- **Provided material**
-- begin --
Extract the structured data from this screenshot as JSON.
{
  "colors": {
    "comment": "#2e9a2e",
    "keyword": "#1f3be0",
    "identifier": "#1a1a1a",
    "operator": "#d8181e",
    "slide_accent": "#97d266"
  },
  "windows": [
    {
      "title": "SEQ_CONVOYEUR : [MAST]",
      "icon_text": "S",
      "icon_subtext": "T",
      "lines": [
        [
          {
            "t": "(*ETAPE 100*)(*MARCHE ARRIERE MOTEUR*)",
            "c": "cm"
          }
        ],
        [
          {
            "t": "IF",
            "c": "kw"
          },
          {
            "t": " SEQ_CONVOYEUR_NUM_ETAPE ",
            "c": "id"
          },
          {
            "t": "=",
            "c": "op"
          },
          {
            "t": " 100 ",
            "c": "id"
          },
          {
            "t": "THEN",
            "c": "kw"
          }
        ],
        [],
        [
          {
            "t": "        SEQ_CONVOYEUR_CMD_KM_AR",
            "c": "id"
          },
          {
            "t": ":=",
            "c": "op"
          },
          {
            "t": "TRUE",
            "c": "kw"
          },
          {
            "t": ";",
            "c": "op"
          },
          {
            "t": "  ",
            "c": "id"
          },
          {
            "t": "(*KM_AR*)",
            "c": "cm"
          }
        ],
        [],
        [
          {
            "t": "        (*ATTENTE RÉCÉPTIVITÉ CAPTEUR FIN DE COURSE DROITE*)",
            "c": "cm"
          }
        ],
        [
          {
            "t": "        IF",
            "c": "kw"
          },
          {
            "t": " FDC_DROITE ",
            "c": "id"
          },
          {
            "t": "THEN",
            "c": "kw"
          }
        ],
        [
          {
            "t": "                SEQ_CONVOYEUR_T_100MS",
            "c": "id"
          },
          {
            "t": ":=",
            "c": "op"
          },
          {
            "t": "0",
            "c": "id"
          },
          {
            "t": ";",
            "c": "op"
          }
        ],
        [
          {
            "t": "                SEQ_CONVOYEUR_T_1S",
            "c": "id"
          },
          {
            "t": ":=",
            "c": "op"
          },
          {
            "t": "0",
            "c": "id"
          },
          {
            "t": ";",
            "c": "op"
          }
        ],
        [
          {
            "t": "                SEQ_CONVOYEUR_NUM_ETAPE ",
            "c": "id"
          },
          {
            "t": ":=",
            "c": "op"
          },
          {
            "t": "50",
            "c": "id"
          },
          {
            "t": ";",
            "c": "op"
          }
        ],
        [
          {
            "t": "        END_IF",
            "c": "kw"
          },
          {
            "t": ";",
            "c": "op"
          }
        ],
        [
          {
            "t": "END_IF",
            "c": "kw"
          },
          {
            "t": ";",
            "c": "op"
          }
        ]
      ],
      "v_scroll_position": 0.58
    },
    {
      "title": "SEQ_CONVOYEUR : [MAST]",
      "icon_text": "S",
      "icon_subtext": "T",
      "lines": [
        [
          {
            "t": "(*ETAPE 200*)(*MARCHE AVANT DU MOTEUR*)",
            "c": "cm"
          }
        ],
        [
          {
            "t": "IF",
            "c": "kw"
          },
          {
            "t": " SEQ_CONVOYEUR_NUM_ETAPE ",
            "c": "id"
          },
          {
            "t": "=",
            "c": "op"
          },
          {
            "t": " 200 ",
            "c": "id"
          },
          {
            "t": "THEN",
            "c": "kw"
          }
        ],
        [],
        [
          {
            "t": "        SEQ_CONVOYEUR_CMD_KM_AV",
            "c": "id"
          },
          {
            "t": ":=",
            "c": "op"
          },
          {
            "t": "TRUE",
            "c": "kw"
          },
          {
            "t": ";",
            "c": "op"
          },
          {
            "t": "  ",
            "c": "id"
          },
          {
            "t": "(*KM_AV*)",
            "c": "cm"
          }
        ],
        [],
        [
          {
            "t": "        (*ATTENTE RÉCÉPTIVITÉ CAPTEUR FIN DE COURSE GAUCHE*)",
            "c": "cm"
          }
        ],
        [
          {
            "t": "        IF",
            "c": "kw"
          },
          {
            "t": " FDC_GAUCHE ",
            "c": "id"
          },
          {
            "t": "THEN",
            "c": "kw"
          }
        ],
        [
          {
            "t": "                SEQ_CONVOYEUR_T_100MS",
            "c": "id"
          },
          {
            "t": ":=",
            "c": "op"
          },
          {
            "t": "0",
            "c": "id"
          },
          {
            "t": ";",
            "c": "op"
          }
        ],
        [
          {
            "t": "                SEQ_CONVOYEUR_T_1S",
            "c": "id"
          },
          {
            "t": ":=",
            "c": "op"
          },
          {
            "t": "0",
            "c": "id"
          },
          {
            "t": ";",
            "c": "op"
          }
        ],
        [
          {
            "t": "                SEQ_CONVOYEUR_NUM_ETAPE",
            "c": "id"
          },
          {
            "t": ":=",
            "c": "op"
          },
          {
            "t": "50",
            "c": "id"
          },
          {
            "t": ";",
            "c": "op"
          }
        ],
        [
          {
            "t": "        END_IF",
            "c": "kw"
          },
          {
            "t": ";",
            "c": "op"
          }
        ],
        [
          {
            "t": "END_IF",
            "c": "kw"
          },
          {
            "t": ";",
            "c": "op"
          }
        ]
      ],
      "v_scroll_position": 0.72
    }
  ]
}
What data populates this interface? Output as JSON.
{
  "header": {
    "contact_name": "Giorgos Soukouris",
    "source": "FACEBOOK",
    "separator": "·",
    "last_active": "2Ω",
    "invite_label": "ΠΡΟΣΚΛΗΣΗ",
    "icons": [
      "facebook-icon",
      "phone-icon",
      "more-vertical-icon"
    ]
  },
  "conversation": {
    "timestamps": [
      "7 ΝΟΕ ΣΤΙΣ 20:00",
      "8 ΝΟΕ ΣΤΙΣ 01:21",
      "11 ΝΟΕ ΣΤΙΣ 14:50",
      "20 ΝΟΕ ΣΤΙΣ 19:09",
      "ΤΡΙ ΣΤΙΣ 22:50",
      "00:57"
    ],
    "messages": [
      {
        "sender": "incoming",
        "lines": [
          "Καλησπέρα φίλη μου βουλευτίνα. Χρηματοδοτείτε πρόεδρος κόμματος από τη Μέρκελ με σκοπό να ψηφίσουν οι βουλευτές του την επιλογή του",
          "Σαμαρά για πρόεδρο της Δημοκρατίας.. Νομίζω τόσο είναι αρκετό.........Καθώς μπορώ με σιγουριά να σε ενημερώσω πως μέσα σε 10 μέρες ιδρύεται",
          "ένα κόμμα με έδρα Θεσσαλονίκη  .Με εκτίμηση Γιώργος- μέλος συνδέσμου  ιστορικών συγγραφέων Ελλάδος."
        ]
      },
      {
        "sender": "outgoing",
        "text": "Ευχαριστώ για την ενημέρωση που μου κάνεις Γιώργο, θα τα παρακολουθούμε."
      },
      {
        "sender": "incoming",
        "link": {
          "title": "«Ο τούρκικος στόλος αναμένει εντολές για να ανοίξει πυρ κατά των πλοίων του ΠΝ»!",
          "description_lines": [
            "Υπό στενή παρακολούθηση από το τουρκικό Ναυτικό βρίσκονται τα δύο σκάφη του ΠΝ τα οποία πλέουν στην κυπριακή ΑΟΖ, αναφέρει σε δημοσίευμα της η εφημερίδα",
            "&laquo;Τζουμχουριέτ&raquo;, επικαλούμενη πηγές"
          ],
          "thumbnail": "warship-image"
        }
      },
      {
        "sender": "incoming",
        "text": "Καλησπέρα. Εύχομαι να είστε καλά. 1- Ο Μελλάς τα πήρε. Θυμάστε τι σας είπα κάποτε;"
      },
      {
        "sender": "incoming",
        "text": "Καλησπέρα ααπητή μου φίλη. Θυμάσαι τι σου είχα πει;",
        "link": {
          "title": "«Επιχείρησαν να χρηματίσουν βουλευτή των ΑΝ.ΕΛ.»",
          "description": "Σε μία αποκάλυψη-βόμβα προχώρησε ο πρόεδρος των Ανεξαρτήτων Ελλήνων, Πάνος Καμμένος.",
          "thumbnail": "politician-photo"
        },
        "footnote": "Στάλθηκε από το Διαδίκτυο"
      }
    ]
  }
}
-- end --
- **Goal**
Show every line of the listing in which the string "JSON" can be found.

- **Output for this task**
Extract the structured data from this screenshot as JSON.
What data populates this interface? Output as JSON.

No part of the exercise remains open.